Transcribe the records that follow. Keep every word exactly, and drop the pictures.

(Collected data)
====

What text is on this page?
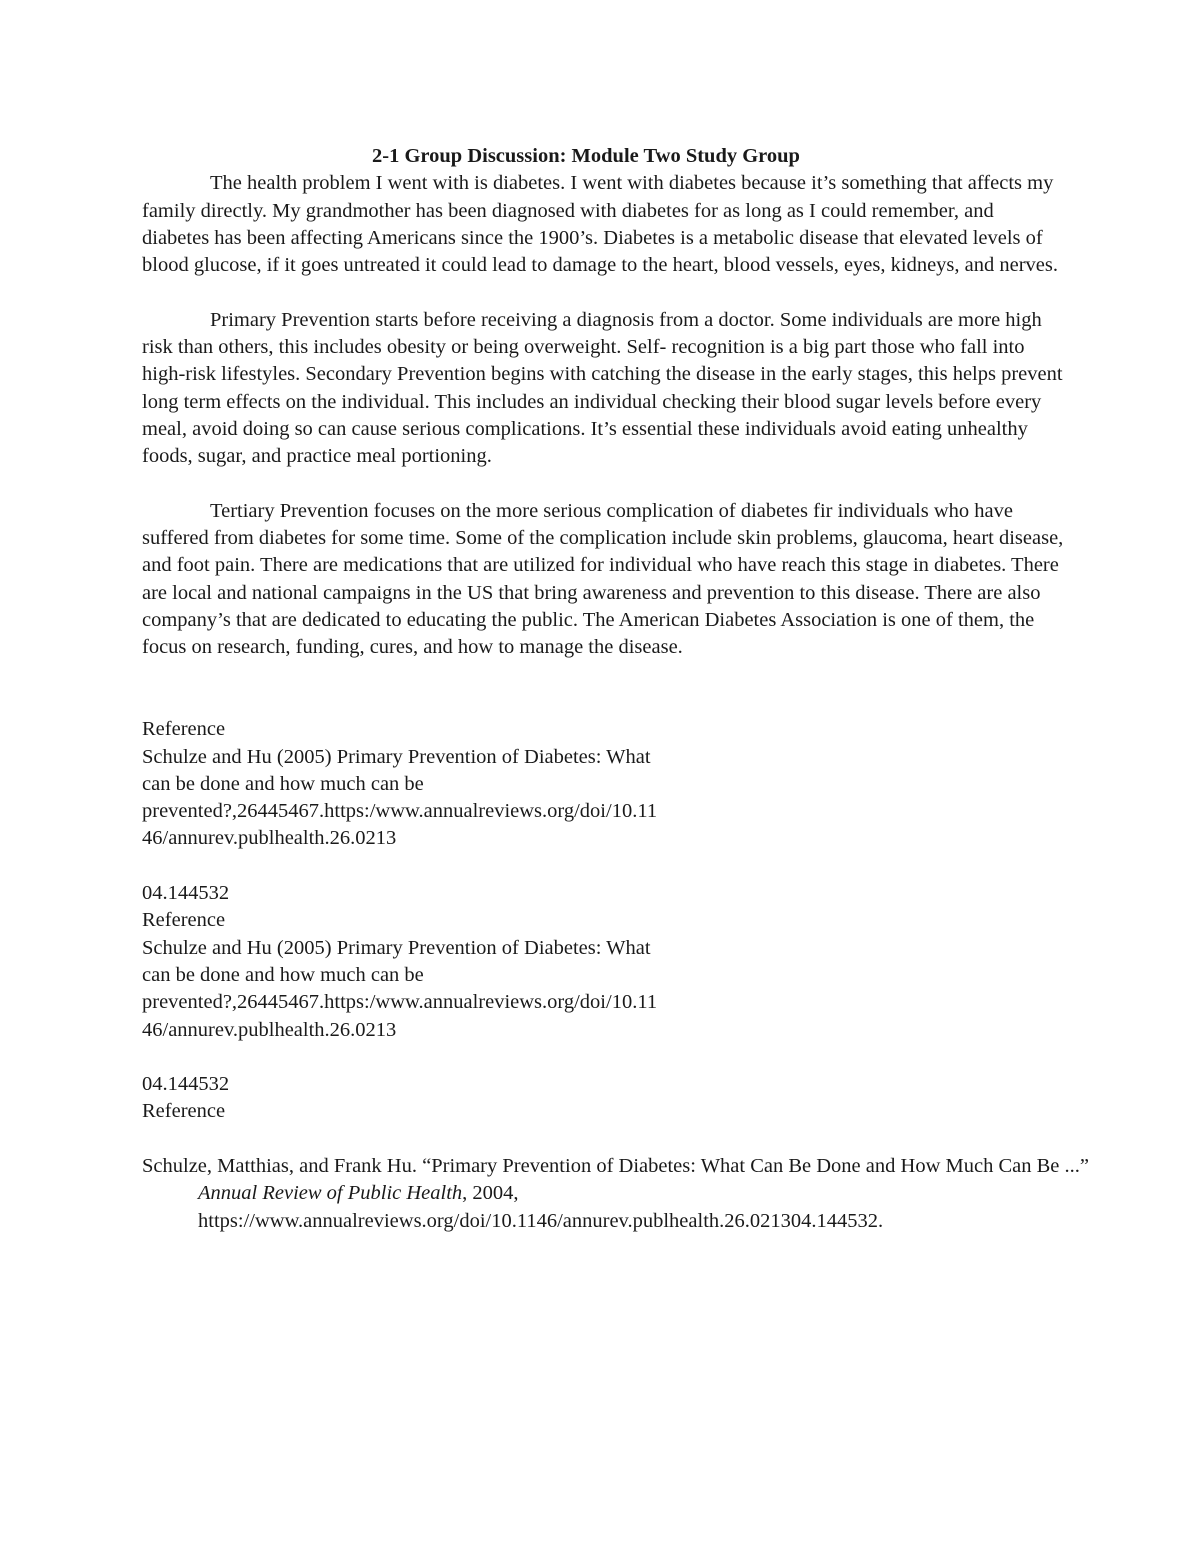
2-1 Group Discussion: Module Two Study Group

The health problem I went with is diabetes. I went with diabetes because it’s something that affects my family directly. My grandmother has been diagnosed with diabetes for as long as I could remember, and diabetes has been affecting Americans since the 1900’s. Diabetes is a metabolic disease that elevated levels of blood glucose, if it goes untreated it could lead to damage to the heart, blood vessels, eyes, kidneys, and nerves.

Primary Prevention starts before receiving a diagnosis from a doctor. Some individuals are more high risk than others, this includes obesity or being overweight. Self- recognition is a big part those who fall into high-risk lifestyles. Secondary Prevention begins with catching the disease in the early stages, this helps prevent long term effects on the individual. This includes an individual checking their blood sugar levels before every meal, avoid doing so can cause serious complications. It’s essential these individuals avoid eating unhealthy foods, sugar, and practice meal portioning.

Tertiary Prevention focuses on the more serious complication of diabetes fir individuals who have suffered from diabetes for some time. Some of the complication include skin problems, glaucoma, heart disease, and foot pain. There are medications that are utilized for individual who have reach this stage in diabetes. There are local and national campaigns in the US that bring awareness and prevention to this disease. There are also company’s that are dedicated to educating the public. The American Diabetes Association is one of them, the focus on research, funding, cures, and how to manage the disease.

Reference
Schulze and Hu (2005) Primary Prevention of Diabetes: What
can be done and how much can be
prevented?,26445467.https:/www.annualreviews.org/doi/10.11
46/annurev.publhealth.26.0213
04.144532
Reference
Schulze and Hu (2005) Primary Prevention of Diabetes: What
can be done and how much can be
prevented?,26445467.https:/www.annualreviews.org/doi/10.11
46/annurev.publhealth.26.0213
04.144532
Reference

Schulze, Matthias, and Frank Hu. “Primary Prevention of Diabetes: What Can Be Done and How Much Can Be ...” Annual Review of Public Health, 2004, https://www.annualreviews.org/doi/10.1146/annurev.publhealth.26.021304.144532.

====

■ TASK ANSWER
What text is on this page?
2-1 Group Discussion: Module Two Study Group

The health problem I went with is diabetes. I went with diabetes because it’s something that affects my family directly. My grandmother has been diagnosed with diabetes for as long as I could remember, and diabetes has been affecting Americans since the 1900’s. Diabetes is a metabolic disease that elevated levels of blood glucose, if it goes untreated it could lead to damage to the heart, blood vessels, eyes, kidneys, and nerves.

Primary Prevention starts before receiving a diagnosis from a doctor. Some individuals are more high risk than others, this includes obesity or being overweight. Self- recognition is a big part those who fall into high-risk lifestyles. Secondary Prevention begins with catching the disease in the early stages, this helps prevent long term effects on the individual. This includes an individual checking their blood sugar levels before every meal, avoid doing so can cause serious complications. It’s essential these individuals avoid eating unhealthy foods, sugar, and practice meal portioning.

Tertiary Prevention focuses on the more serious complication of diabetes fir individuals who have suffered from diabetes for some time. Some of the complication include skin problems, glaucoma, heart disease, and foot pain. There are medications that are utilized for individual who have reach this stage in diabetes. There are local and national campaigns in the US that bring awareness and prevention to this disease. There are also company’s that are dedicated to educating the public. The American Diabetes Association is one of them, the focus on research, funding, cures, and how to manage the disease.

Reference
Schulze and Hu (2005) Primary Prevention of Diabetes: What
can be done and how much can be
prevented?,26445467.https:/www.annualreviews.org/doi/10.11
46/annurev.publhealth.26.0213
04.144532
Reference
Schulze and Hu (2005) Primary Prevention of Diabetes: What
can be done and how much can be
prevented?,26445467.https:/www.annualreviews.org/doi/10.11
46/annurev.publhealth.26.0213
04.144532
Reference

Schulze, Matthias, and Frank Hu. “Primary Prevention of Diabetes: What Can Be Done and How Much Can Be ...” Annual Review of Public Health, 2004, https://www.annualreviews.org/doi/10.1146/annurev.publhealth.26.021304.144532.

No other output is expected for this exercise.